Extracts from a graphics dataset
=-=-=-=-=

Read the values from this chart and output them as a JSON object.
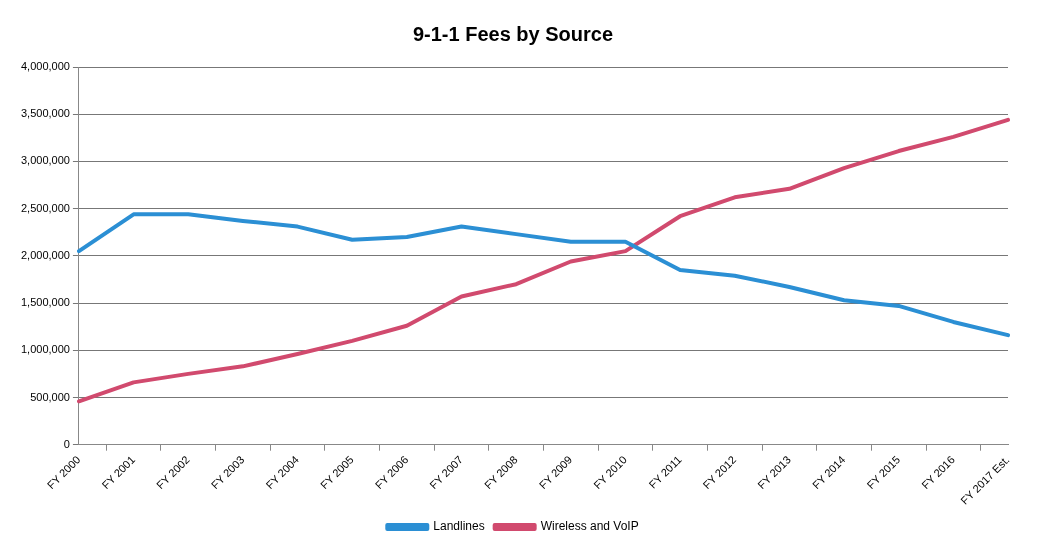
{
  "chart_data": {
    "type": "line",
    "title": "9-1-1 Fees by Source",
    "categories": [
      "FY 2000",
      "FY 2001",
      "FY 2002",
      "FY 2003",
      "FY 2004",
      "FY 2005",
      "FY 2006",
      "FY 2007",
      "FY 2008",
      "FY 2009",
      "FY 2010",
      "FY 2011",
      "FY 2012",
      "FY 2013",
      "FY 2014",
      "FY 2015",
      "FY 2016",
      "FY 2017 Est."
    ],
    "series": [
      {
        "name": "Landlines",
        "color": "#2b8fd4",
        "values": [
          2050000,
          2440000,
          2440000,
          2370000,
          2310000,
          2170000,
          2200000,
          2310000,
          2230000,
          2150000,
          2150000,
          1850000,
          1790000,
          1670000,
          1530000,
          1470000,
          1300000,
          1160000
        ]
      },
      {
        "name": "Wireless and VoIP",
        "color": "#d14a6e",
        "values": [
          460000,
          660000,
          750000,
          830000,
          960000,
          1100000,
          1260000,
          1570000,
          1700000,
          1940000,
          2050000,
          2420000,
          2620000,
          2710000,
          2930000,
          3110000,
          3260000,
          3440000
        ]
      }
    ],
    "ylim": [
      0,
      4000000
    ],
    "yticks": [
      0,
      {
        "value": 500000,
        "label": "500,000"
      },
      {
        "value": 1000000,
        "label": "1,000,000"
      },
      {
        "value": 1500000,
        "label": "1,500,000"
      },
      {
        "value": 2000000,
        "label": "2,000,000"
      },
      {
        "value": 2500000,
        "label": "2,500,000"
      },
      {
        "value": 3000000,
        "label": "3,000,000"
      },
      {
        "value": 3500000,
        "label": "3,500,000"
      },
      {
        "value": 4000000,
        "label": "4,000,000"
      }
    ],
    "grid": "y",
    "legend": "bottom",
    "marker": "none",
    "line_style": "solid"
  }
}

=-=-=-=-=

_Instruction_: Copy out all lines that carry the word "label".

_Worked answer_:
        "label": "500,000"
        "label": "1,000,000"
        "label": "1,500,000"
        "label": "2,000,000"
        "label": "2,500,000"
        "label": "3,000,000"
        "label": "3,500,000"
        "label": "4,000,000"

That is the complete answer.